Listed entries
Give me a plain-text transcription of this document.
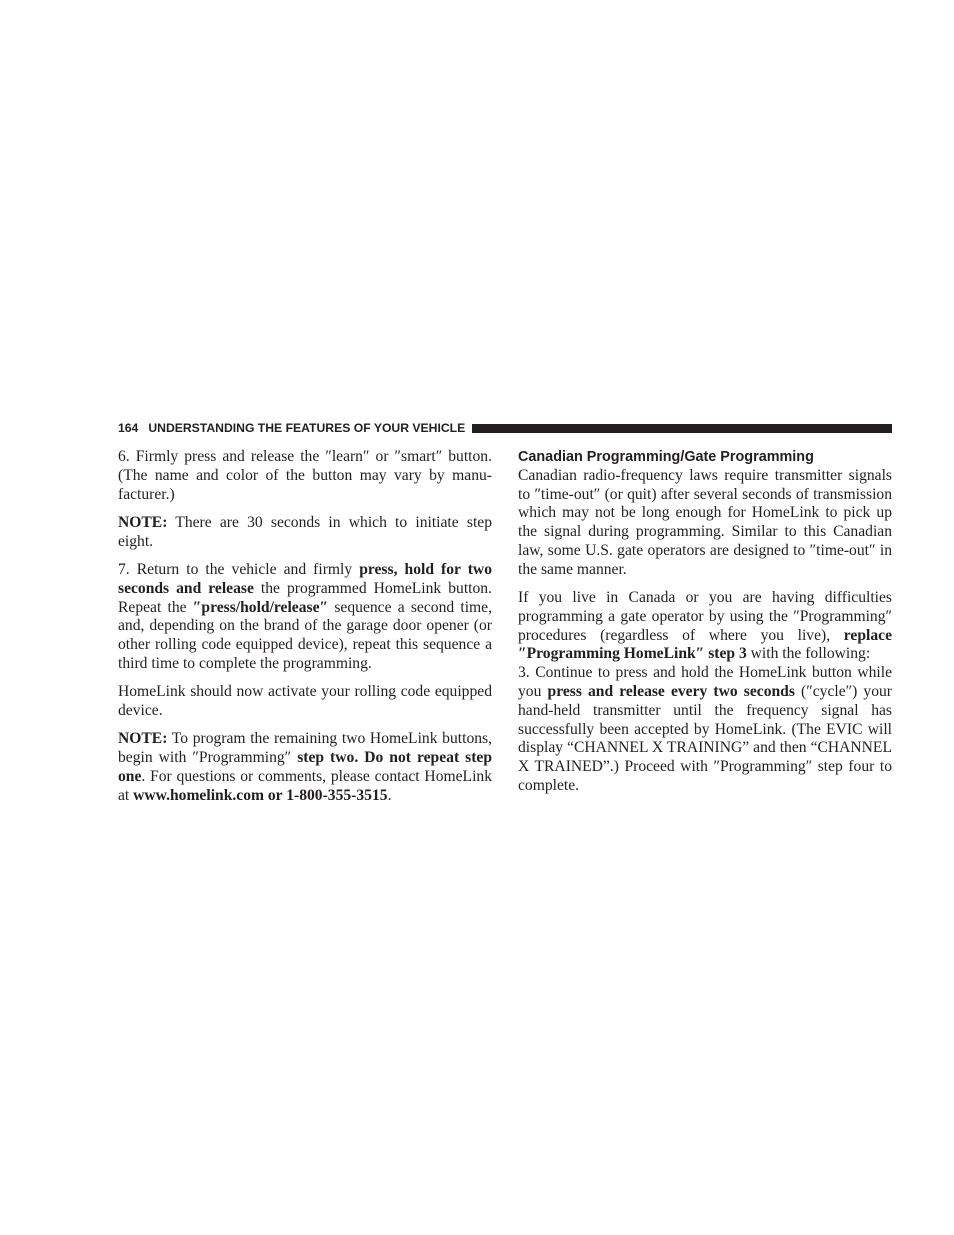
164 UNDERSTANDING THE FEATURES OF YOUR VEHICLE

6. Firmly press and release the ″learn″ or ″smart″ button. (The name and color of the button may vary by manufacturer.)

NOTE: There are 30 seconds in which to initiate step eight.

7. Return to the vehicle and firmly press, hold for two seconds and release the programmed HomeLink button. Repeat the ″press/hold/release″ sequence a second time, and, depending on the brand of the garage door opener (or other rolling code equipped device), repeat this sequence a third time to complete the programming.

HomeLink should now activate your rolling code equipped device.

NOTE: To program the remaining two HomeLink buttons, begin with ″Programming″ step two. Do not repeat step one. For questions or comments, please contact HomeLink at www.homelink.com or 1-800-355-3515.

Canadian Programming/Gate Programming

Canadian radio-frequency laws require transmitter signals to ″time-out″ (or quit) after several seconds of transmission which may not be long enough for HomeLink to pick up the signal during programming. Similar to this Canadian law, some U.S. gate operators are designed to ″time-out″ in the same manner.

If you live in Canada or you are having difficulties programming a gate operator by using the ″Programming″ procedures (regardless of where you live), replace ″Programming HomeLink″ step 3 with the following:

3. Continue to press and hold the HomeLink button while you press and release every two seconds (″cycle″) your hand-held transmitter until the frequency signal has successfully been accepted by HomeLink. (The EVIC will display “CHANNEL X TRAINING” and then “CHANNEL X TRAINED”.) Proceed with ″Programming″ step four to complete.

Exercise instructions
Retype the whole listing, keeping every line identical and omitting all pictures.

Response below
Give me a plain-text transcription of this document.
164 UNDERSTANDING THE FEATURES OF YOUR VEHICLE

6. Firmly press and release the ″learn″ or ″smart″ button. (The name and color of the button may vary by manufacturer.)

NOTE: There are 30 seconds in which to initiate step eight.

7. Return to the vehicle and firmly press, hold for two seconds and release the programmed HomeLink button. Repeat the ″press/hold/release″ sequence a second time, and, depending on the brand of the garage door opener (or other rolling code equipped device), repeat this sequence a third time to complete the programming.

HomeLink should now activate your rolling code equipped device.

NOTE: To program the remaining two HomeLink buttons, begin with ″Programming″ step two. Do not repeat step one. For questions or comments, please contact HomeLink at www.homelink.com or 1-800-355-3515.

Canadian Programming/Gate Programming

Canadian radio-frequency laws require transmitter signals to ″time-out″ (or quit) after several seconds of transmission which may not be long enough for HomeLink to pick up the signal during programming. Similar to this Canadian law, some U.S. gate operators are designed to ″time-out″ in the same manner.

If you live in Canada or you are having difficulties programming a gate operator by using the ″Programming″ procedures (regardless of where you live), replace ″Programming HomeLink″ step 3 with the following:

3. Continue to press and hold the HomeLink button while you press and release every two seconds (″cycle″) your hand-held transmitter until the frequency signal has successfully been accepted by HomeLink. (The EVIC will display “CHANNEL X TRAINING” and then “CHANNEL X TRAINED”.) Proceed with ″Programming″ step four to complete.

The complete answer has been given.